**STATED PROBLEM**
All lines in the data bearing the string "अरमन" should be identified and copied.
===== MATERIAL PROVIDED
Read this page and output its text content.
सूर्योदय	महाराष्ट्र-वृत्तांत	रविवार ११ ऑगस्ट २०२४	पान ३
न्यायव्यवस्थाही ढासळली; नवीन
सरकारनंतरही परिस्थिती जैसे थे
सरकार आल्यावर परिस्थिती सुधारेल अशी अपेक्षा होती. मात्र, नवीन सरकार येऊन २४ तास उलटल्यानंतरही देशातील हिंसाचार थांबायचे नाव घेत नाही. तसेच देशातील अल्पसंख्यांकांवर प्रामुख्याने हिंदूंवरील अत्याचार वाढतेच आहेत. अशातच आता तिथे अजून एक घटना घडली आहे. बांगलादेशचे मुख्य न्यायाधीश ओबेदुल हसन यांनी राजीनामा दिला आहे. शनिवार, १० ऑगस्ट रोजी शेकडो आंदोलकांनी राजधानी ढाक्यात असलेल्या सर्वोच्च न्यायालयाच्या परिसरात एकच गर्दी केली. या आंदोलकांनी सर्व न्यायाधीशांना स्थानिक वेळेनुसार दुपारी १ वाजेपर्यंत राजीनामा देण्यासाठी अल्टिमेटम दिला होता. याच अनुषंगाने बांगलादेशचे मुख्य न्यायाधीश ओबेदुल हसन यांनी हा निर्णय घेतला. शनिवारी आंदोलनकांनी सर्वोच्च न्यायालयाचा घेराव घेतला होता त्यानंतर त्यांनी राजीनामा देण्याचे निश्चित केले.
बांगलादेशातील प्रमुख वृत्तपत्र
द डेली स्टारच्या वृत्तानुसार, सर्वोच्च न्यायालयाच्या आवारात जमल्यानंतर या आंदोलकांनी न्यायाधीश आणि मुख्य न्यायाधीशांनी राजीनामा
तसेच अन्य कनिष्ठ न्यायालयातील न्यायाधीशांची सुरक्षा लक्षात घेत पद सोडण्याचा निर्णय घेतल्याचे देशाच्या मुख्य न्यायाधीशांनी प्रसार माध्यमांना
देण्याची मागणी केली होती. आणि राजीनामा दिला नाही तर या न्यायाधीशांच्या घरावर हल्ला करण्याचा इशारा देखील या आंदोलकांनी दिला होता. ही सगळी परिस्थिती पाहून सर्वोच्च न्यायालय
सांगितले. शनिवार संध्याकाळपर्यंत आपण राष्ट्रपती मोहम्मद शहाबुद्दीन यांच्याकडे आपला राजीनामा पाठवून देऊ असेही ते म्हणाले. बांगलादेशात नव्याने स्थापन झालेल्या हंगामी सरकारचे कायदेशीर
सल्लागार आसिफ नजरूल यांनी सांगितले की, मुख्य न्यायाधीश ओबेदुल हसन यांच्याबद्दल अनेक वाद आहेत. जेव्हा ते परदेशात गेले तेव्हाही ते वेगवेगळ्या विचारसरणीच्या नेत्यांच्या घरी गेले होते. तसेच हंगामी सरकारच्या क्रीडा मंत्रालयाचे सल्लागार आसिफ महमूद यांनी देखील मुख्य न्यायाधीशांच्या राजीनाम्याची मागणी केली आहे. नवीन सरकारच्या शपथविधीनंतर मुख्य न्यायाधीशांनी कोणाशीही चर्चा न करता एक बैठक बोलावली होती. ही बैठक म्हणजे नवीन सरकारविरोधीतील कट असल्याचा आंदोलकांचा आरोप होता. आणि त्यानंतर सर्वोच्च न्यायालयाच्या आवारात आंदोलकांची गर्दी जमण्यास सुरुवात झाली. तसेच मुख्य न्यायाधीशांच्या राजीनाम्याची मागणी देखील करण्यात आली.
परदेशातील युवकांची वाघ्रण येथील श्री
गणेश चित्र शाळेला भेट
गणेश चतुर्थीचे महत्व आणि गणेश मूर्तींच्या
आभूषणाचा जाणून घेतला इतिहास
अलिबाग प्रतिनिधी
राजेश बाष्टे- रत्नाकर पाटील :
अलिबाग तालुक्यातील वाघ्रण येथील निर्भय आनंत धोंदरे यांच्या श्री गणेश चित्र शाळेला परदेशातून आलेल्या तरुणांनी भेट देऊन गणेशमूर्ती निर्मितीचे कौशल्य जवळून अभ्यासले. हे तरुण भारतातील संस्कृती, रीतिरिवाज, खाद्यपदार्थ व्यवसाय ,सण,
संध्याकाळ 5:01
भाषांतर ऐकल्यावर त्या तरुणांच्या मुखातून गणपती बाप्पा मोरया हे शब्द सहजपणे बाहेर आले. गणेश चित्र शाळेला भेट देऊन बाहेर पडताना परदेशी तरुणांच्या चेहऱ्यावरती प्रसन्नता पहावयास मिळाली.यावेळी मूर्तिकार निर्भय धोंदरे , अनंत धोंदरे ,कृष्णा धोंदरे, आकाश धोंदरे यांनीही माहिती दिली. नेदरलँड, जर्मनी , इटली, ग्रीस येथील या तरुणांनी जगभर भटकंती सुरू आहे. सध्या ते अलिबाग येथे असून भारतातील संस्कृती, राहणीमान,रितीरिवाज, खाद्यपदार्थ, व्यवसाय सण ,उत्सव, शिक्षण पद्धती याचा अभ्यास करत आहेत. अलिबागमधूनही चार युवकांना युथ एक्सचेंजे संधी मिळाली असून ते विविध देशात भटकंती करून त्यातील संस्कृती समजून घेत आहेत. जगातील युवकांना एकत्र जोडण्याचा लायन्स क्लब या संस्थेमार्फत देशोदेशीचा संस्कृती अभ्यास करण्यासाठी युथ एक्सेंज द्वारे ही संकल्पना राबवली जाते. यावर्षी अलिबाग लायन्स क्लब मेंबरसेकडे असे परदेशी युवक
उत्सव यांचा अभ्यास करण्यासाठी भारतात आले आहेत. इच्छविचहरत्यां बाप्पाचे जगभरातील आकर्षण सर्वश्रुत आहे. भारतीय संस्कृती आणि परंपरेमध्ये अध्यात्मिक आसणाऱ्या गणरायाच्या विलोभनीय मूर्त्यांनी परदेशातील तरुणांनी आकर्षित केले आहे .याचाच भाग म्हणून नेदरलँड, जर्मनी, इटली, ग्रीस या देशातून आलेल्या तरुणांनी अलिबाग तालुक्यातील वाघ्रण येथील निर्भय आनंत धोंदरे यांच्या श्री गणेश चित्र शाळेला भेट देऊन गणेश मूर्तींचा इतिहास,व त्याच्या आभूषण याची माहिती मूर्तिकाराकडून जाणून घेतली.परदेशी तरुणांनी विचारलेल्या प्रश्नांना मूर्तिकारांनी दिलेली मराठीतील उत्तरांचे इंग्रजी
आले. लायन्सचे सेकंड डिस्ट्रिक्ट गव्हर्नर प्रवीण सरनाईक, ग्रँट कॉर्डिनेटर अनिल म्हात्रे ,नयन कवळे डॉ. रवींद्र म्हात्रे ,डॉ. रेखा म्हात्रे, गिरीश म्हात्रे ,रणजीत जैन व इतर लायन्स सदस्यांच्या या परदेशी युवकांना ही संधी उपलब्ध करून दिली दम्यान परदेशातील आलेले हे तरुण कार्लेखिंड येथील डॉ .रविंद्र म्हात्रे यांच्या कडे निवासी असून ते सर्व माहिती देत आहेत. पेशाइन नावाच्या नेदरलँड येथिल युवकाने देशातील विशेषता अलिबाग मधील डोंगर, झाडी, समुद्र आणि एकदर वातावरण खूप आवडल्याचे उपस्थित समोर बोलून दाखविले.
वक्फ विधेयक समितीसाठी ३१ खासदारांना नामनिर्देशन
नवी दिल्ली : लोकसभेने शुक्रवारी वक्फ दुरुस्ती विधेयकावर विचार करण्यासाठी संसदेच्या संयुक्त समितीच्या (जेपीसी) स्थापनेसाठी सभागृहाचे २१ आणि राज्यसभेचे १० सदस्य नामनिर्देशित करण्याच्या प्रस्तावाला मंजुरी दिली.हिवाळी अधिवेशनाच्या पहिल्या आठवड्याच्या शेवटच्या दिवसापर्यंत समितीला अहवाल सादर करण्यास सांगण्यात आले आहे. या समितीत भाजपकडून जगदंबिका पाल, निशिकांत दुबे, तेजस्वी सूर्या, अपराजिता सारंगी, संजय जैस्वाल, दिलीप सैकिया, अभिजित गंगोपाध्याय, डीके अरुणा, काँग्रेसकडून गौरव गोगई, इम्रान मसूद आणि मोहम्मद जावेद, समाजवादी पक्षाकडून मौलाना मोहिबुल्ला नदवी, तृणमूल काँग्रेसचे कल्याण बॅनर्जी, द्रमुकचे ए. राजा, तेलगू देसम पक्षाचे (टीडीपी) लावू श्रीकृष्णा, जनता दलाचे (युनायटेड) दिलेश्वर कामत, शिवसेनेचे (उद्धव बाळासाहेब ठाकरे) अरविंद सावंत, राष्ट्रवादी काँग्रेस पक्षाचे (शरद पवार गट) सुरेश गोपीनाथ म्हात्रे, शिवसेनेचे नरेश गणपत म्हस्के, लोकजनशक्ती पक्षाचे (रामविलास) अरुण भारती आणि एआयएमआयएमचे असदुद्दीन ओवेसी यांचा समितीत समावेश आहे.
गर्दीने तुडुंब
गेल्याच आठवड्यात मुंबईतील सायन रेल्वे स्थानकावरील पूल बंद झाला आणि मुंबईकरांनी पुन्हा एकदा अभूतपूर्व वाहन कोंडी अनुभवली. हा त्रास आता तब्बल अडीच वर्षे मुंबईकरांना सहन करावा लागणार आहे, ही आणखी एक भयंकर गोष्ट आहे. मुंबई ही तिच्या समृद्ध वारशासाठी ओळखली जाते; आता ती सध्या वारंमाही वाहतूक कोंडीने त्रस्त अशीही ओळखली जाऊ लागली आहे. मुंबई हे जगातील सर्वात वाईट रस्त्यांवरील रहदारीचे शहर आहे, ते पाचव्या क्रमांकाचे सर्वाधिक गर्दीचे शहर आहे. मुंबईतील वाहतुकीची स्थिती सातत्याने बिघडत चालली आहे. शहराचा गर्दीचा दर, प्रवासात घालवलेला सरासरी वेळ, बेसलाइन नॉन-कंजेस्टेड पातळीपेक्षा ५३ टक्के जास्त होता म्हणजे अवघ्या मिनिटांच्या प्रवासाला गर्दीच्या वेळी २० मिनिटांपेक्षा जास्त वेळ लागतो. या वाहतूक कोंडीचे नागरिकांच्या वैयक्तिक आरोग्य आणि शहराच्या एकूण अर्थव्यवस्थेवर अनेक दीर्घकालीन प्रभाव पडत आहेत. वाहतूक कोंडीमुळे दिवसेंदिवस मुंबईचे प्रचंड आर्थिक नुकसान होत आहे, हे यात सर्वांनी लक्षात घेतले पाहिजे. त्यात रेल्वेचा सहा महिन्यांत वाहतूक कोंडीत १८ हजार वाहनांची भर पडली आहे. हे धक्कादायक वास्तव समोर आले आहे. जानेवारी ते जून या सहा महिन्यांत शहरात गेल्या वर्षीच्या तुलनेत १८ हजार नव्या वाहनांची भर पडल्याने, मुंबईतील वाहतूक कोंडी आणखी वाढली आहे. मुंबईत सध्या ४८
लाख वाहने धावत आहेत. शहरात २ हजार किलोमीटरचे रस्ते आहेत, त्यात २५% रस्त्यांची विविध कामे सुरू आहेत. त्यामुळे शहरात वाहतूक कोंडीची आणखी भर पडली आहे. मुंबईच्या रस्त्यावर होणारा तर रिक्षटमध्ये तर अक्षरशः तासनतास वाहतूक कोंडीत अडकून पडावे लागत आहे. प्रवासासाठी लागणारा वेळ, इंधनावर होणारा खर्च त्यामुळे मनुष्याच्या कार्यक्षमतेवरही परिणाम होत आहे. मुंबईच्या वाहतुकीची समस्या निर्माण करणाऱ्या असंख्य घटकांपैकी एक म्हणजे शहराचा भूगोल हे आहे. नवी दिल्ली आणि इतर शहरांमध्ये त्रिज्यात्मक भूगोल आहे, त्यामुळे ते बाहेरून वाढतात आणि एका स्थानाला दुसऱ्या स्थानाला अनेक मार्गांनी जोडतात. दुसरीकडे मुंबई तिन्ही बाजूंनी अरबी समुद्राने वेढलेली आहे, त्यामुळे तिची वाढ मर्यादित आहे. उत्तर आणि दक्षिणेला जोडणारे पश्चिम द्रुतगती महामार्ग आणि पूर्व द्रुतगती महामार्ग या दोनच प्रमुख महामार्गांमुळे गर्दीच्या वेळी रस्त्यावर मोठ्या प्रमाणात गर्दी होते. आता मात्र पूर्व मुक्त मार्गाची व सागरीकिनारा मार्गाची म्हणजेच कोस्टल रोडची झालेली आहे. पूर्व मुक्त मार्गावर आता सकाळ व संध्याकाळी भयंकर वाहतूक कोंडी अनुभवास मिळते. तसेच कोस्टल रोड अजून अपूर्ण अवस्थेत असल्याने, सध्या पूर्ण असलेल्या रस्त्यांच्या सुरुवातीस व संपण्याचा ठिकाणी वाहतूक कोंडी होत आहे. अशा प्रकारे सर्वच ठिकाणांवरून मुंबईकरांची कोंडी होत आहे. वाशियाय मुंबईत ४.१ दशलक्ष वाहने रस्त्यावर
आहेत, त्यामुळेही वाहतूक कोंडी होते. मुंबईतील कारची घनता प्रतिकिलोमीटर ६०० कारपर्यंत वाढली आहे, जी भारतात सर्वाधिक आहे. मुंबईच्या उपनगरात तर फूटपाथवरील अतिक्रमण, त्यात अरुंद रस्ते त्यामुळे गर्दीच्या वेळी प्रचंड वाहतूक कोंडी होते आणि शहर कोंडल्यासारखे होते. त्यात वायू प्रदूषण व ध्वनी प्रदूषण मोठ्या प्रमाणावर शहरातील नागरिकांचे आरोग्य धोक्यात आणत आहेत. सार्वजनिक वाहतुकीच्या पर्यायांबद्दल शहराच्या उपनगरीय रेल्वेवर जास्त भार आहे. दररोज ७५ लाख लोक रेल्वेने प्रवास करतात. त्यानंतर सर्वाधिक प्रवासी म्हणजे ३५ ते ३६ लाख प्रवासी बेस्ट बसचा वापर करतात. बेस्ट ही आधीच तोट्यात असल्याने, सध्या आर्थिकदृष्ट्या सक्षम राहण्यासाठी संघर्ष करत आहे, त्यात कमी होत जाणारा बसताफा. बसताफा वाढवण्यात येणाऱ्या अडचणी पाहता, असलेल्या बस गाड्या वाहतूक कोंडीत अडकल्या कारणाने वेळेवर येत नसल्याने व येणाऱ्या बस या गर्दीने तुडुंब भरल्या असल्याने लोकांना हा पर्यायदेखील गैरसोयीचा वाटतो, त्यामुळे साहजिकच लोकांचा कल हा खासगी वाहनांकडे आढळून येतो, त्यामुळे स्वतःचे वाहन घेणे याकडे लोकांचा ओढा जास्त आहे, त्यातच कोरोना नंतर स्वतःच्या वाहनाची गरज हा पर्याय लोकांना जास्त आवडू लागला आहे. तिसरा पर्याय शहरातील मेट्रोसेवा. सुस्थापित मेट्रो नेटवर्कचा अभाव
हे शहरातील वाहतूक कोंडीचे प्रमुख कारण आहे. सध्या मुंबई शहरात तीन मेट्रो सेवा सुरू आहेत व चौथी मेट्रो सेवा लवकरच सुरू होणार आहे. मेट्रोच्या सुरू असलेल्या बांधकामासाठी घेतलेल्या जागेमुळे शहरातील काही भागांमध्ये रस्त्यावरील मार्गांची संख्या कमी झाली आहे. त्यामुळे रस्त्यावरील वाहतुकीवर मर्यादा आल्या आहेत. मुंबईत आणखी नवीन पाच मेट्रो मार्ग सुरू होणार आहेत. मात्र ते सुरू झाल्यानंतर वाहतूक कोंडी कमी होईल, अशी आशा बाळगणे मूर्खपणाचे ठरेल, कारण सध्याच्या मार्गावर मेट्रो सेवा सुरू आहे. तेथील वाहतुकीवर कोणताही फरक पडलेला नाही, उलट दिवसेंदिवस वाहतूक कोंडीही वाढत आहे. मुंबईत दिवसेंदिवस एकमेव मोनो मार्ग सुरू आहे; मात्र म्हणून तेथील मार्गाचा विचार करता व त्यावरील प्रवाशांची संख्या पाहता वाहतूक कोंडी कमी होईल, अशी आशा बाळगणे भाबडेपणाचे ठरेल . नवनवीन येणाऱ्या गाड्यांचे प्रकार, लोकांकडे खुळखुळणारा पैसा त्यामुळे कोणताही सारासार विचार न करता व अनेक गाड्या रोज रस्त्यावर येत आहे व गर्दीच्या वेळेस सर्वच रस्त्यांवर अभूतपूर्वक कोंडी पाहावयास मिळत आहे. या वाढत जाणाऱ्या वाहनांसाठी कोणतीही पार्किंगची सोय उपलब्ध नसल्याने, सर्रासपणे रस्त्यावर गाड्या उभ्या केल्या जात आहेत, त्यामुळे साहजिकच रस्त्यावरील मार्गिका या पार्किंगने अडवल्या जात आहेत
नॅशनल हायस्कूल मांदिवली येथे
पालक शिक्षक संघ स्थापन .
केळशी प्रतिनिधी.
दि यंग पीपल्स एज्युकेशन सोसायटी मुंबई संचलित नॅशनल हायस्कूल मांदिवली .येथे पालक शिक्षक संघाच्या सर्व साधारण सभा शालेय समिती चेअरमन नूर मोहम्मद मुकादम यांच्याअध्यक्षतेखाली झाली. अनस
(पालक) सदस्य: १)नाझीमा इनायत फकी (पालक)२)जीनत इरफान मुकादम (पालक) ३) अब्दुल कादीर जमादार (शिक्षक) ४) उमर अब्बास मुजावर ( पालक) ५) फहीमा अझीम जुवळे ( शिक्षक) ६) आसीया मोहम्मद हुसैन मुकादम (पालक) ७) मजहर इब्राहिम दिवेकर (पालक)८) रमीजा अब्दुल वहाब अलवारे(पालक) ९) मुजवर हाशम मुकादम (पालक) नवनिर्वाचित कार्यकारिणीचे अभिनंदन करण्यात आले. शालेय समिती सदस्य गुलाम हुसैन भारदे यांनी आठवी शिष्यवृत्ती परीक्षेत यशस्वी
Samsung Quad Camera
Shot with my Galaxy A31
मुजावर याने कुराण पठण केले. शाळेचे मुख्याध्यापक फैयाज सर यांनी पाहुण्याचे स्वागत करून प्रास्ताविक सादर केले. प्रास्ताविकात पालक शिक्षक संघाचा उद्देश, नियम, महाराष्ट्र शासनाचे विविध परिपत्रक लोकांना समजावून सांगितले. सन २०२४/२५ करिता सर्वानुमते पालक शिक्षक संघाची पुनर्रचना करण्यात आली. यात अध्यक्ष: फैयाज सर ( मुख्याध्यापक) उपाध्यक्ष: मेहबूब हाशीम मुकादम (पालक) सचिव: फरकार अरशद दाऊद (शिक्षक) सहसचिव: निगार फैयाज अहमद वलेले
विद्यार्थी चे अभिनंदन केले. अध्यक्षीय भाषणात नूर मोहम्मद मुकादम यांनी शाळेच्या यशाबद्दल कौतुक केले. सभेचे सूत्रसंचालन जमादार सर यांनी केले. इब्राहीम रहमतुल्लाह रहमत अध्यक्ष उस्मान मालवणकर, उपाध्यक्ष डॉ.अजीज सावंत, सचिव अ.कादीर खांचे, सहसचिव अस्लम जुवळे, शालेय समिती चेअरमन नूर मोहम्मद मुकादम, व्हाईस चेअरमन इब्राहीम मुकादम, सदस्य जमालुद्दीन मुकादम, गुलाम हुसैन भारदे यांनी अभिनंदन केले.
==========
**EXERCISE ANSWER**
दि यंग पीपल्स एज्युकेशन सोसायटी मुंबई संचलित नॅशनल हायस्कूल मांदिवली .येथे पालक शिक्षक संघाच्या सर्व साधारण सभा शालेय समिती चेअरमन नूर मोहम्मद मुकादम यांच्याअध्यक्षतेखाली झाली. अनस
विद्यार्थी चे अभिनंदन केले. अध्यक्षीय भाषणात नूर मोहम्मद मुकादम यांनी शाळेच्या यशाबद्दल कौतुक केले. सभेचे सूत्रसंचालन जमादार सर यांनी केले. इब्राहीम रहमतुल्लाह रहमत अध्यक्ष उस्मान मालवणकर, उपाध्यक्ष डॉ.अजीज सावंत, सचिव अ.कादीर खांचे, सहसचिव अस्लम जुवळे, शालेय समिती चेअरमन नूर मोहम्मद मुकादम, व्हाईस चेअरमन इब्राहीम मुकादम, सदस्य जमालुद्दीन मुकादम, गुलाम हुसैन भारदे यांनी अभिनंदन केले.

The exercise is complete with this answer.